Exercise instructions ->
Output the records exactly. Include every line.

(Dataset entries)
____
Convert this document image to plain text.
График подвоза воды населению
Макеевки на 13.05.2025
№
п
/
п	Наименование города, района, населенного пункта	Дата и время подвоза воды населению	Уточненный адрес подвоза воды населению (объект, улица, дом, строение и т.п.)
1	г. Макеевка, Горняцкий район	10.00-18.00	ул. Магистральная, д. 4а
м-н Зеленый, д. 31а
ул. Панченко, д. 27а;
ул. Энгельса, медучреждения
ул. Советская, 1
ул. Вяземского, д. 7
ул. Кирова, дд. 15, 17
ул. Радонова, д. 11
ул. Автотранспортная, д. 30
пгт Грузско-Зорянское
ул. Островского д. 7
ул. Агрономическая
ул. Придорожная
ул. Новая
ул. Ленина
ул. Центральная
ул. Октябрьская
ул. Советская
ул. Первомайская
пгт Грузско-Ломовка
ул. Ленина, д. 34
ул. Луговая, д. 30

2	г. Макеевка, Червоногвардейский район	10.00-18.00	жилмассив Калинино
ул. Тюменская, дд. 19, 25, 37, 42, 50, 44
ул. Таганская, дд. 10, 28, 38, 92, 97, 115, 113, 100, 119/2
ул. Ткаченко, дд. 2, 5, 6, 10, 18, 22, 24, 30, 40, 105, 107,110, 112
____
Response to the exercise ->
Convert this document image to plain text.
График подвоза воды населению
Макеевки на 13.05.2025
№
п
/
п	Наименование города, района, населенного пункта	Дата и время подвоза воды населению	Уточненный адрес подвоза воды населению (объект, улица, дом, строение и т.п.)
1	г. Макеевка, Горняцкий район	10.00-18.00	ул. Магистральная, д. 4а
м-н Зеленый, д. 31а
ул. Панченко, д. 27а;
ул. Энгельса, медучреждения
ул. Советская, 1
ул. Вяземского, д. 7
ул. Кирова, дд. 15, 17
ул. Радонова, д. 11
ул. Автотранспортная, д. 30
пгт Грузско-Зорянское
ул. Островского д. 7
ул. Агрономическая
ул. Придорожная
ул. Новая
ул. Ленина
ул. Центральная
ул. Октябрьская
ул. Советская
ул. Первомайская
пгт Грузско-Ломовка
ул. Ленина, д. 34
ул. Луговая, д. 30

2	г. Макеевка, Червоногвардейский район	10.00-18.00	жилмассив Калинино
ул. Тюменская, дд. 19, 25, 37, 42, 50, 44
ул. Таганская, дд. 10, 28, 38, 92, 97, 115, 113, 100, 119/2
ул. Ткаченко, дд. 2, 5, 6, 10, 18, 22, 24, 30, 40, 105, 107,110, 112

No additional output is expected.